Dataset entries
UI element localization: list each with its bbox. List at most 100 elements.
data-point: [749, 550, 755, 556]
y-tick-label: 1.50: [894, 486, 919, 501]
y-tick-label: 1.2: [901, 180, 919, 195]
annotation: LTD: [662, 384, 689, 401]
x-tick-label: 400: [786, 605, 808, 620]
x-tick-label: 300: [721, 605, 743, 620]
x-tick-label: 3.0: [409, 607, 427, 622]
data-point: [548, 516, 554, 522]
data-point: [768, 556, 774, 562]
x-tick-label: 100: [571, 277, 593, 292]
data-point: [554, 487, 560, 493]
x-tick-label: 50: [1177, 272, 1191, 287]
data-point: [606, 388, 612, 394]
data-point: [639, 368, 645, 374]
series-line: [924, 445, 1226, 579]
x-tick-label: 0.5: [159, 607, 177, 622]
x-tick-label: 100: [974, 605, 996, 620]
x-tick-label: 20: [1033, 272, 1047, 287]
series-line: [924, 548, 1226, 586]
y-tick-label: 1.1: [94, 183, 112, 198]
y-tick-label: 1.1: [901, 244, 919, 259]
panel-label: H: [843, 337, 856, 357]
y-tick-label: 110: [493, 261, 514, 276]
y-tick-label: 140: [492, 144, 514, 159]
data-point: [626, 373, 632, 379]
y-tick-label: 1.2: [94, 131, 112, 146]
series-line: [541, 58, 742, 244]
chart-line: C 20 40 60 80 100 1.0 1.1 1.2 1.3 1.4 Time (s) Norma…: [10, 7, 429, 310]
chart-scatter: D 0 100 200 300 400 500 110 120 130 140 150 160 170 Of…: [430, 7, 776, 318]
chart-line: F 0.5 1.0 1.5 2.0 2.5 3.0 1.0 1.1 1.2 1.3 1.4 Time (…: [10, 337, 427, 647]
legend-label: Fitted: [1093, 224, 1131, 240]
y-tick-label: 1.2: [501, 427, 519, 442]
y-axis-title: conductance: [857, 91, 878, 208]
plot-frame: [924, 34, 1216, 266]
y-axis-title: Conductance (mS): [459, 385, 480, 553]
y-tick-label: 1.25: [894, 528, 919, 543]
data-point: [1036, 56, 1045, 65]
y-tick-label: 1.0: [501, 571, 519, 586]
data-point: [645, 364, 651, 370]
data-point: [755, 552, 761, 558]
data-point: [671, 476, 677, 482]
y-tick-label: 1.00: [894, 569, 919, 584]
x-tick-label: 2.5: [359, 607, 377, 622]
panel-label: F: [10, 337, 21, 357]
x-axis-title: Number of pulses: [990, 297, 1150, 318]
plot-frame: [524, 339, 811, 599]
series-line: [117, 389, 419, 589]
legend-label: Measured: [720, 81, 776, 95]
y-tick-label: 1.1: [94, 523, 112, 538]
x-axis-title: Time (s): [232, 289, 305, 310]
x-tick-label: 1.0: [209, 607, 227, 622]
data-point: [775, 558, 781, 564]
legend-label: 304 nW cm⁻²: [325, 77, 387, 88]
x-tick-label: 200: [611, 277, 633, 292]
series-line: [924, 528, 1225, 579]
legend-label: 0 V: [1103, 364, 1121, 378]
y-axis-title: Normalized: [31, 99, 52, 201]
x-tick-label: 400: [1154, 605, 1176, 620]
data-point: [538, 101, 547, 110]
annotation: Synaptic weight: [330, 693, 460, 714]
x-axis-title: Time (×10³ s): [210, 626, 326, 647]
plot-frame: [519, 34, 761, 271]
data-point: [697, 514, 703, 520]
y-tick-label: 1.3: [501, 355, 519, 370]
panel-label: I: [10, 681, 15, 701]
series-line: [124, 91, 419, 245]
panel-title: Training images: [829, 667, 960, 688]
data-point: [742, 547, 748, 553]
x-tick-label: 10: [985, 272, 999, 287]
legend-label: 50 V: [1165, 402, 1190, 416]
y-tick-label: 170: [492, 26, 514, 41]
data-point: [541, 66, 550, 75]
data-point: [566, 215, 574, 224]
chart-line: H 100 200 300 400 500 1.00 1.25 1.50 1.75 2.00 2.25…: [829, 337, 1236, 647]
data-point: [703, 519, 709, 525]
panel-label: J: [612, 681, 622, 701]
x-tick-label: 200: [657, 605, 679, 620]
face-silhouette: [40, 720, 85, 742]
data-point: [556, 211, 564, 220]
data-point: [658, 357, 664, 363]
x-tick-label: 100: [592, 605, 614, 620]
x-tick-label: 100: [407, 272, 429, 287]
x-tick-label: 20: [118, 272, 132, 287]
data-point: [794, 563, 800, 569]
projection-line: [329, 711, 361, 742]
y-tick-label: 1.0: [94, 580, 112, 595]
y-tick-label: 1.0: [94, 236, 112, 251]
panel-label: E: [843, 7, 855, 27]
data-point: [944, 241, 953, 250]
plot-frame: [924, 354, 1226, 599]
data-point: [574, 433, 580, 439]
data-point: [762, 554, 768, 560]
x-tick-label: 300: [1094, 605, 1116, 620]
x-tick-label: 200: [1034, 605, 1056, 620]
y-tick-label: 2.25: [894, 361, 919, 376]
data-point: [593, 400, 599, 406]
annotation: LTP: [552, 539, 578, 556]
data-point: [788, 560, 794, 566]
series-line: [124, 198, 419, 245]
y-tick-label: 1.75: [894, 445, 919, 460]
---
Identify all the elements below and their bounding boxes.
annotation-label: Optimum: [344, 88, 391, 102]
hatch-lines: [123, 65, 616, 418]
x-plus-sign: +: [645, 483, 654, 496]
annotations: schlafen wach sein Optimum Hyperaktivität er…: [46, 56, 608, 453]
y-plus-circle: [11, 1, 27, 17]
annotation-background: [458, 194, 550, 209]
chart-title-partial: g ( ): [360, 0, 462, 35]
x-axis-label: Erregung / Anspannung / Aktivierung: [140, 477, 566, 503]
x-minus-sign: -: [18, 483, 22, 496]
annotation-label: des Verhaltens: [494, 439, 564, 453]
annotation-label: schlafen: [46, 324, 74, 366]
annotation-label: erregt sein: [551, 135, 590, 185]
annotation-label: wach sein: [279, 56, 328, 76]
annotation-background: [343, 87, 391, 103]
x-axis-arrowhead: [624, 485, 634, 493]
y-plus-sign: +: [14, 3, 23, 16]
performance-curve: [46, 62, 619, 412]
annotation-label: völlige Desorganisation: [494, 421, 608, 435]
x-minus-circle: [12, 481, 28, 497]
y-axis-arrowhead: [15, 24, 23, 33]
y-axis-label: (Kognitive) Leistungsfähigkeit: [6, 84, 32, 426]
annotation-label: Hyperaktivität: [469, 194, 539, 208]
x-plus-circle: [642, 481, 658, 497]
---
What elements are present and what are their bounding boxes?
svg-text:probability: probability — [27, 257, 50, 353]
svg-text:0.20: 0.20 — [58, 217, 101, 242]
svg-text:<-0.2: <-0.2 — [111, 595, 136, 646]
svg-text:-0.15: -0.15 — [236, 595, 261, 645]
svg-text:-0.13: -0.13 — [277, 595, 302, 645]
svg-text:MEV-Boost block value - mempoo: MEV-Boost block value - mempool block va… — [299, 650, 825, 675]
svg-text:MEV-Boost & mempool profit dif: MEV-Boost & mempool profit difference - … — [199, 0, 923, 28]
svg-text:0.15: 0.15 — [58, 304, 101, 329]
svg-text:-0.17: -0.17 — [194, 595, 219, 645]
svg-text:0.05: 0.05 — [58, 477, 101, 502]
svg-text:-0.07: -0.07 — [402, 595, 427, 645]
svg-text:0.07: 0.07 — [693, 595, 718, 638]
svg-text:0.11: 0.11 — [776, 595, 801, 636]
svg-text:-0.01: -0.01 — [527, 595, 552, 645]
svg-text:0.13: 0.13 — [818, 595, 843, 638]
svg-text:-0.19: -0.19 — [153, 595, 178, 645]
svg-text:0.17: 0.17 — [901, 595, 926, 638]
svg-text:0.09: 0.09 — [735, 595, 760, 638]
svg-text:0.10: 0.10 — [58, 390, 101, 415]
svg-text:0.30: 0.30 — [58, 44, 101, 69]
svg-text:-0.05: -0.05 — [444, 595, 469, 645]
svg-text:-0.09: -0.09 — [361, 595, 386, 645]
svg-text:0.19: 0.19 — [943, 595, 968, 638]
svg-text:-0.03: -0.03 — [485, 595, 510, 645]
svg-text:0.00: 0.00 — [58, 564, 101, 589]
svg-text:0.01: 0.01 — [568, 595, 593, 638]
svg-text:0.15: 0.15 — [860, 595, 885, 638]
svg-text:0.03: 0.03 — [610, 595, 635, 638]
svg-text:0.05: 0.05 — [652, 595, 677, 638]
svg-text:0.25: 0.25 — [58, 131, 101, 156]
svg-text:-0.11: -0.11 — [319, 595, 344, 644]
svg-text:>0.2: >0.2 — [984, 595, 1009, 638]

* [TASK TO COMPLETE]:
Extract the lines of the data from the one containing "UI element localization: list" through the one containing "data-point: [606, 388, 612, 394]", both included, and reproduce them without any change.

* [FULL RESPONSE]:
UI element localization: list each with its bbox. List at most 100 elements.
data-point: [749, 550, 755, 556]
y-tick-label: 1.50: [894, 486, 919, 501]
y-tick-label: 1.2: [901, 180, 919, 195]
annotation: LTD: [662, 384, 689, 401]
x-tick-label: 400: [786, 605, 808, 620]
x-tick-label: 300: [721, 605, 743, 620]
x-tick-label: 3.0: [409, 607, 427, 622]
data-point: [548, 516, 554, 522]
data-point: [768, 556, 774, 562]
x-tick-label: 100: [571, 277, 593, 292]
data-point: [554, 487, 560, 493]
x-tick-label: 50: [1177, 272, 1191, 287]
data-point: [606, 388, 612, 394]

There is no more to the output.